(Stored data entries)
──────────────────────────────

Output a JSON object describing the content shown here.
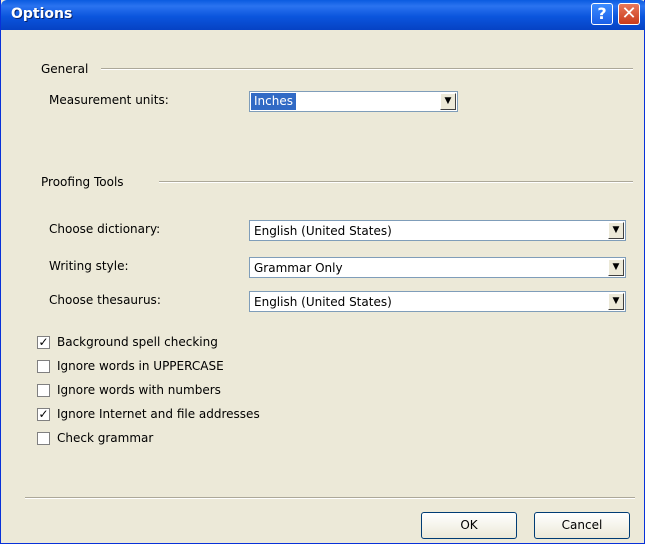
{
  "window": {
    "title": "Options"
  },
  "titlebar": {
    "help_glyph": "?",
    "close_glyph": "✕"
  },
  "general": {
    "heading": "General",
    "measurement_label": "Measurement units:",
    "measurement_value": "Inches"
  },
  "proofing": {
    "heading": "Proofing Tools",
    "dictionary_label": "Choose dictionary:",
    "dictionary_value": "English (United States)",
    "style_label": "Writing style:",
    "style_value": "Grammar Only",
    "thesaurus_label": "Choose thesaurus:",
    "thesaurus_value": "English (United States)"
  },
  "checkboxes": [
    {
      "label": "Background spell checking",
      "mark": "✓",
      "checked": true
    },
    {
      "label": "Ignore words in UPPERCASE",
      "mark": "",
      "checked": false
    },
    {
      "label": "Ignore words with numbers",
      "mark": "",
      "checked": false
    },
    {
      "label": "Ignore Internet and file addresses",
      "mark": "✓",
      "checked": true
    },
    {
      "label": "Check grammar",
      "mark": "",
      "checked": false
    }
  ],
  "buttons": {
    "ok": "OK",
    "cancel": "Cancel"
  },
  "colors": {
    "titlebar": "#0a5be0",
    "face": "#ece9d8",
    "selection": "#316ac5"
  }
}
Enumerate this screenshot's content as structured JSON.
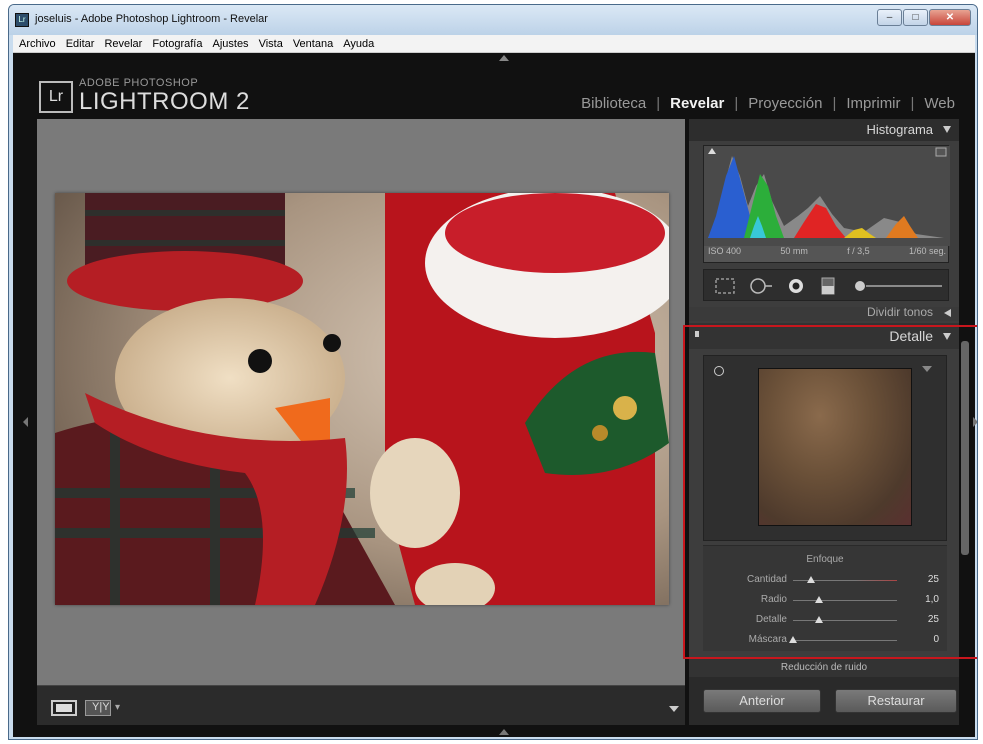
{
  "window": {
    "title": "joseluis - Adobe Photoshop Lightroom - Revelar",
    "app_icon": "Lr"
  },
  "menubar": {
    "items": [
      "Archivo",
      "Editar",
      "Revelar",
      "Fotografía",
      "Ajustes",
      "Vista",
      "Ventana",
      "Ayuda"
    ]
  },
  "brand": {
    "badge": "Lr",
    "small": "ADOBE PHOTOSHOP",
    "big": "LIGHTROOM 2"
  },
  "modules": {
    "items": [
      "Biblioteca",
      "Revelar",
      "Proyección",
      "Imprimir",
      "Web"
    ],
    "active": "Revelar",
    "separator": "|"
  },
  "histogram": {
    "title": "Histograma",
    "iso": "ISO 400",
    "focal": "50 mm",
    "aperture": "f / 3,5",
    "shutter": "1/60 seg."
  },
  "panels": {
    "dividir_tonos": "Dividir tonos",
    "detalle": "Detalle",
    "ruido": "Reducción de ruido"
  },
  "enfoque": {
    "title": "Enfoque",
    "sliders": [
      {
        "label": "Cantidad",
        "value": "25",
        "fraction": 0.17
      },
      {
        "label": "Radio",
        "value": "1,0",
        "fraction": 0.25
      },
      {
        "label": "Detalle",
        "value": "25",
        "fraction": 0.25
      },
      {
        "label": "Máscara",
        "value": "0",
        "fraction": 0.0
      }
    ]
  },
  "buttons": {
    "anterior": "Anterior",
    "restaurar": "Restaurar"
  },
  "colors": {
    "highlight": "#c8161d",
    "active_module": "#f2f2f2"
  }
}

──────────────────────────────

WHAT THE EXERCISE ASKS
Leave the pictures out, and reproduce only the lines from the line holding "Enumerate this screenshot's" through the last line of the material, both included.

EXERCISE ANSWER
Enumerate this screenshot's content as structured JSON.
{
  "window": {
    "title": "joseluis - Adobe Photoshop Lightroom - Revelar",
    "app_icon": "Lr"
  },
  "menubar": {
    "items": [
      "Archivo",
      "Editar",
      "Revelar",
      "Fotografía",
      "Ajustes",
      "Vista",
      "Ventana",
      "Ayuda"
    ]
  },
  "brand": {
    "badge": "Lr",
    "small": "ADOBE PHOTOSHOP",
    "big": "LIGHTROOM 2"
  },
  "modules": {
    "items": [
      "Biblioteca",
      "Revelar",
      "Proyección",
      "Imprimir",
      "Web"
    ],
    "active": "Revelar",
    "separator": "|"
  },
  "histogram": {
    "title": "Histograma",
    "iso": "ISO 400",
    "focal": "50 mm",
    "aperture": "f / 3,5",
    "shutter": "1/60 seg."
  },
  "panels": {
    "dividir_tonos": "Dividir tonos",
    "detalle": "Detalle",
    "ruido": "Reducción de ruido"
  },
  "enfoque": {
    "title": "Enfoque",
    "sliders": [
      {
        "label": "Cantidad",
        "value": "25",
        "fraction": 0.17
      },
      {
        "label": "Radio",
        "value": "1,0",
        "fraction": 0.25
      },
      {
        "label": "Detalle",
        "value": "25",
        "fraction": 0.25
      },
      {
        "label": "Máscara",
        "value": "0",
        "fraction": 0.0
      }
    ]
  },
  "buttons": {
    "anterior": "Anterior",
    "restaurar": "Restaurar"
  },
  "colors": {
    "highlight": "#c8161d",
    "active_module": "#f2f2f2"
  }
}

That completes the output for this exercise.